== TASK ==
Convert the lines from the first one through the line containing "Extract all elements" into a numbered list, skipping blank lines and leaving out the pictures.

=-=-=

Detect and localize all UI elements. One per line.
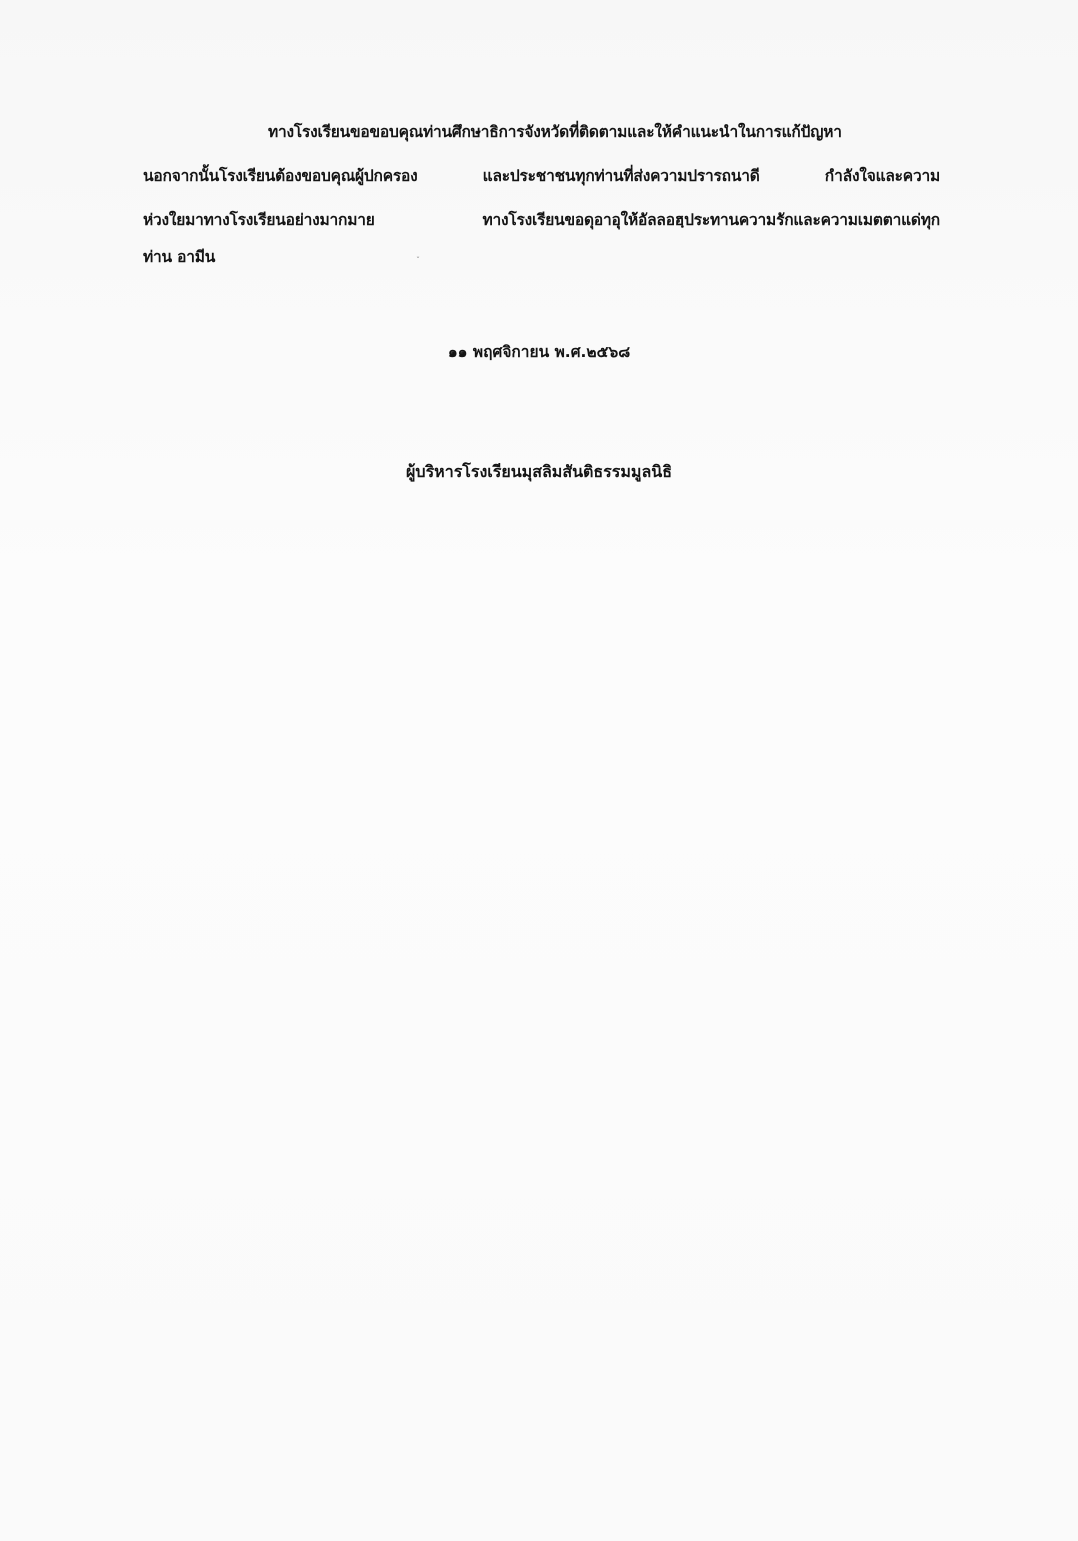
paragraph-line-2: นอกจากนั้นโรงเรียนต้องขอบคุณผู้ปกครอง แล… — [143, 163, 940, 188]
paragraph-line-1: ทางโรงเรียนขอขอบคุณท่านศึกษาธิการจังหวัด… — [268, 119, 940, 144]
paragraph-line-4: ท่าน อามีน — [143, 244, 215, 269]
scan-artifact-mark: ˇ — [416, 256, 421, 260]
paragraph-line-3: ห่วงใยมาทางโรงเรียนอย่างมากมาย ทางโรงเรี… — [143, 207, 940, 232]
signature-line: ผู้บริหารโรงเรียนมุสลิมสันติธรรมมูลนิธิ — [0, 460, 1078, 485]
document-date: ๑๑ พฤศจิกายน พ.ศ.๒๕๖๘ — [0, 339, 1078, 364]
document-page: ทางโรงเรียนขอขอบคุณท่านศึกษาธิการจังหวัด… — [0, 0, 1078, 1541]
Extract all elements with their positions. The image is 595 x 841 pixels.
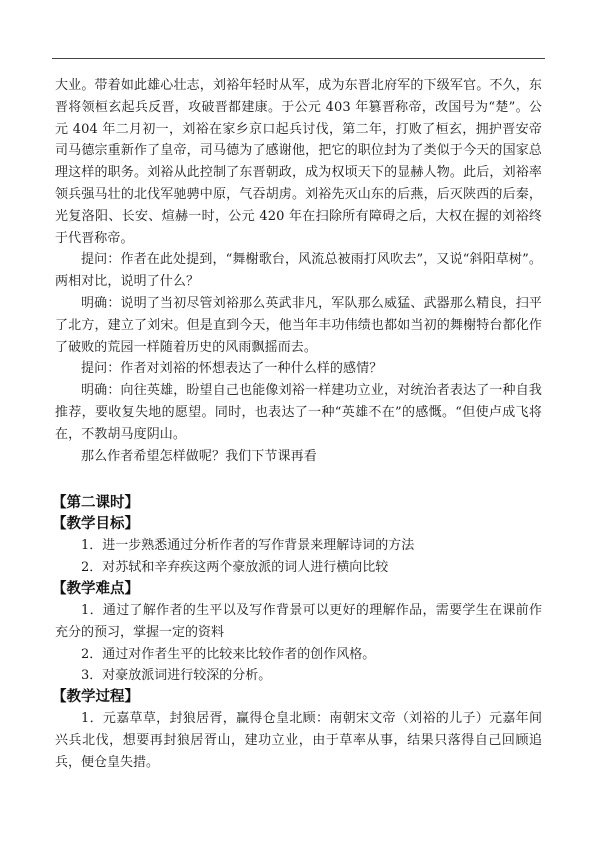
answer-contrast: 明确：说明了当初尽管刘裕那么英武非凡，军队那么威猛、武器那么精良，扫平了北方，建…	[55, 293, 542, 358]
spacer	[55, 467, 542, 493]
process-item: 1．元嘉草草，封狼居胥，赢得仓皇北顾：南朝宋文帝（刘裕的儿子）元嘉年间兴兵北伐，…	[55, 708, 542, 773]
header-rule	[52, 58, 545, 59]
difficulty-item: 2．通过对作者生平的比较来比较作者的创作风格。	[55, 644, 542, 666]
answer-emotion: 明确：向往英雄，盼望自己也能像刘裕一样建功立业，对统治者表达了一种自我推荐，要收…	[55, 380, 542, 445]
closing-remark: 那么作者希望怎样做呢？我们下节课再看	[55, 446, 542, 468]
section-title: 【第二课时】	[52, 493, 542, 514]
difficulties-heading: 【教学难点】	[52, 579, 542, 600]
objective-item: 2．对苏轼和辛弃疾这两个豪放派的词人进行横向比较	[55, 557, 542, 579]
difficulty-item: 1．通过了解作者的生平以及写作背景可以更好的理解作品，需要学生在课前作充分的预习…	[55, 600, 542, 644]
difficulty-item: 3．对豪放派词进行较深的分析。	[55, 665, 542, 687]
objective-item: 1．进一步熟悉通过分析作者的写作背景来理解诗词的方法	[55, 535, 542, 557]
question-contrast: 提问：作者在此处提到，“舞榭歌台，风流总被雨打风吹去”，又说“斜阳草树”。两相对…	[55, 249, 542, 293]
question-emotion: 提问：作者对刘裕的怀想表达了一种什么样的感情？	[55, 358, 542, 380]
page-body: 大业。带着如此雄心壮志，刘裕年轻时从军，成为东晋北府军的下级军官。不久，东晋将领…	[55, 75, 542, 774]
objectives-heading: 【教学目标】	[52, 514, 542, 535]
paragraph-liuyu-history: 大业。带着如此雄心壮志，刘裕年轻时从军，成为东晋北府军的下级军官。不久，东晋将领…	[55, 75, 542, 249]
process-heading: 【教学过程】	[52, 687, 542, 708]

=-=-=

== OUTPUT OF THE EXERCISE ==
1. Detect and localize all UI elements. One per line.
2. paragraph-line-2: นอกจากนั้นโรงเรียนต้องขอบคุณผู้ปกครอง แล… — [143, 163, 940, 188]
3. paragraph-line-1: ทางโรงเรียนขอขอบคุณท่านศึกษาธิการจังหวัด… — [268, 119, 940, 144]
4. paragraph-line-4: ท่าน อามีน — [143, 244, 215, 269]
5. scan-artifact-mark: ˇ — [416, 256, 421, 260]
6. paragraph-line-3: ห่วงใยมาทางโรงเรียนอย่างมากมาย ทางโรงเรี… — [143, 207, 940, 232]
7. signature-line: ผู้บริหารโรงเรียนมุสลิมสันติธรรมมูลนิธิ — [0, 460, 1078, 485]
8. document-date: ๑๑ พฤศจิกายน พ.ศ.๒๕๖๘ — [0, 339, 1078, 364]
9. document-page: ทางโรงเรียนขอขอบคุณท่านศึกษาธิการจังหวัด… — [0, 0, 1078, 1541]
10. Extract all elements with their positions. The image is 595 x 841 pixels.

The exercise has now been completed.